Extracted data entries:
---
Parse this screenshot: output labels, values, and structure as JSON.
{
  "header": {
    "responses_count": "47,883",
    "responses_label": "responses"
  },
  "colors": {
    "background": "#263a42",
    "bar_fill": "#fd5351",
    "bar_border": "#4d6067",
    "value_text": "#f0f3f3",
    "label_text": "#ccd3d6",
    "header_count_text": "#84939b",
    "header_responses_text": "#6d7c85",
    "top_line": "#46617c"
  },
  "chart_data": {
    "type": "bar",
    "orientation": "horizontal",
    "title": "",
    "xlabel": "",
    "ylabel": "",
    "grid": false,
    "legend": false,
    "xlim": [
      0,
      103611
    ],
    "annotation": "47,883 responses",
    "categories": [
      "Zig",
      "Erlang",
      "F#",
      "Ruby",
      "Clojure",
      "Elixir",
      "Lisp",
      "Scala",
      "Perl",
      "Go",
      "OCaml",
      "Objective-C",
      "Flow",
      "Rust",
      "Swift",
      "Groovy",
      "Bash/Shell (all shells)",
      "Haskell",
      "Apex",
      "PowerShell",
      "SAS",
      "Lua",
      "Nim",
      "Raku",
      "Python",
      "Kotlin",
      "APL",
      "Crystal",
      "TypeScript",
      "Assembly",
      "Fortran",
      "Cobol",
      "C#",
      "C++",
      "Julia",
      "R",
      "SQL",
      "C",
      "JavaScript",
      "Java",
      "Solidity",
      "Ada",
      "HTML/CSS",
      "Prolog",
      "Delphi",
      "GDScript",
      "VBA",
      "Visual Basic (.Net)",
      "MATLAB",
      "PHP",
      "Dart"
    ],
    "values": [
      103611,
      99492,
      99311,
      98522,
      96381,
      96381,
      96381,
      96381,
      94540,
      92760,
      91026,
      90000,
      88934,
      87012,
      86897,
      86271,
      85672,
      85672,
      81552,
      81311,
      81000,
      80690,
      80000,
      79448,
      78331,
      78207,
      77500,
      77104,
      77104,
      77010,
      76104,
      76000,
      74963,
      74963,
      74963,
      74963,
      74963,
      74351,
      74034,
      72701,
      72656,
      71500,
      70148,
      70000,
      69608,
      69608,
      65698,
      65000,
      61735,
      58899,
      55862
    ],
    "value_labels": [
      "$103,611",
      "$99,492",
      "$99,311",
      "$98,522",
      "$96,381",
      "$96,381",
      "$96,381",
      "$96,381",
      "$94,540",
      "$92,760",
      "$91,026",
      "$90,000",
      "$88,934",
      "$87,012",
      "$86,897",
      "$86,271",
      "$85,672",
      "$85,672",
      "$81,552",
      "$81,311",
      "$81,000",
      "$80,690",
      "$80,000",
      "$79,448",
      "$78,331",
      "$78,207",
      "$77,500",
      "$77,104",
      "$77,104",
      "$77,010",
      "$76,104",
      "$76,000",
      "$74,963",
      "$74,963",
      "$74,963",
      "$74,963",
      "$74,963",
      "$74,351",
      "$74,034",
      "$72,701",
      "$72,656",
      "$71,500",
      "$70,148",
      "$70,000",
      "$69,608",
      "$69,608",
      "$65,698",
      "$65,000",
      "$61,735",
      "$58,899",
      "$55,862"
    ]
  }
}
---
● **Your task**:
Go through the listing and copy all of it exactly.

● **Result below**:
Parse this screenshot: output labels, values, and structure as JSON.
{
  "header": {
    "responses_count": "47,883",
    "responses_label": "responses"
  },
  "colors": {
    "background": "#263a42",
    "bar_fill": "#fd5351",
    "bar_border": "#4d6067",
    "value_text": "#f0f3f3",
    "label_text": "#ccd3d6",
    "header_count_text": "#84939b",
    "header_responses_text": "#6d7c85",
    "top_line": "#46617c"
  },
  "chart_data": {
    "type": "bar",
    "orientation": "horizontal",
    "title": "",
    "xlabel": "",
    "ylabel": "",
    "grid": false,
    "legend": false,
    "xlim": [
      0,
      103611
    ],
    "annotation": "47,883 responses",
    "categories": [
      "Zig",
      "Erlang",
      "F#",
      "Ruby",
      "Clojure",
      "Elixir",
      "Lisp",
      "Scala",
      "Perl",
      "Go",
      "OCaml",
      "Objective-C",
      "Flow",
      "Rust",
      "Swift",
      "Groovy",
      "Bash/Shell (all shells)",
      "Haskell",
      "Apex",
      "PowerShell",
      "SAS",
      "Lua",
      "Nim",
      "Raku",
      "Python",
      "Kotlin",
      "APL",
      "Crystal",
      "TypeScript",
      "Assembly",
      "Fortran",
      "Cobol",
      "C#",
      "C++",
      "Julia",
      "R",
      "SQL",
      "C",
      "JavaScript",
      "Java",
      "Solidity",
      "Ada",
      "HTML/CSS",
      "Prolog",
      "Delphi",
      "GDScript",
      "VBA",
      "Visual Basic (.Net)",
      "MATLAB",
      "PHP",
      "Dart"
    ],
    "values": [
      103611,
      99492,
      99311,
      98522,
      96381,
      96381,
      96381,
      96381,
      94540,
      92760,
      91026,
      90000,
      88934,
      87012,
      86897,
      86271,
      85672,
      85672,
      81552,
      81311,
      81000,
      80690,
      80000,
      79448,
      78331,
      78207,
      77500,
      77104,
      77104,
      77010,
      76104,
      76000,
      74963,
      74963,
      74963,
      74963,
      74963,
      74351,
      74034,
      72701,
      72656,
      71500,
      70148,
      70000,
      69608,
      69608,
      65698,
      65000,
      61735,
      58899,
      55862
    ],
    "value_labels": [
      "$103,611",
      "$99,492",
      "$99,311",
      "$98,522",
      "$96,381",
      "$96,381",
      "$96,381",
      "$96,381",
      "$94,540",
      "$92,760",
      "$91,026",
      "$90,000",
      "$88,934",
      "$87,012",
      "$86,897",
      "$86,271",
      "$85,672",
      "$85,672",
      "$81,552",
      "$81,311",
      "$81,000",
      "$80,690",
      "$80,000",
      "$79,448",
      "$78,331",
      "$78,207",
      "$77,500",
      "$77,104",
      "$77,104",
      "$77,010",
      "$76,104",
      "$76,000",
      "$74,963",
      "$74,963",
      "$74,963",
      "$74,963",
      "$74,963",
      "$74,351",
      "$74,034",
      "$72,701",
      "$72,656",
      "$71,500",
      "$70,148",
      "$70,000",
      "$69,608",
      "$69,608",
      "$65,698",
      "$65,000",
      "$61,735",
      "$58,899",
      "$55,862"
    ]
  }
}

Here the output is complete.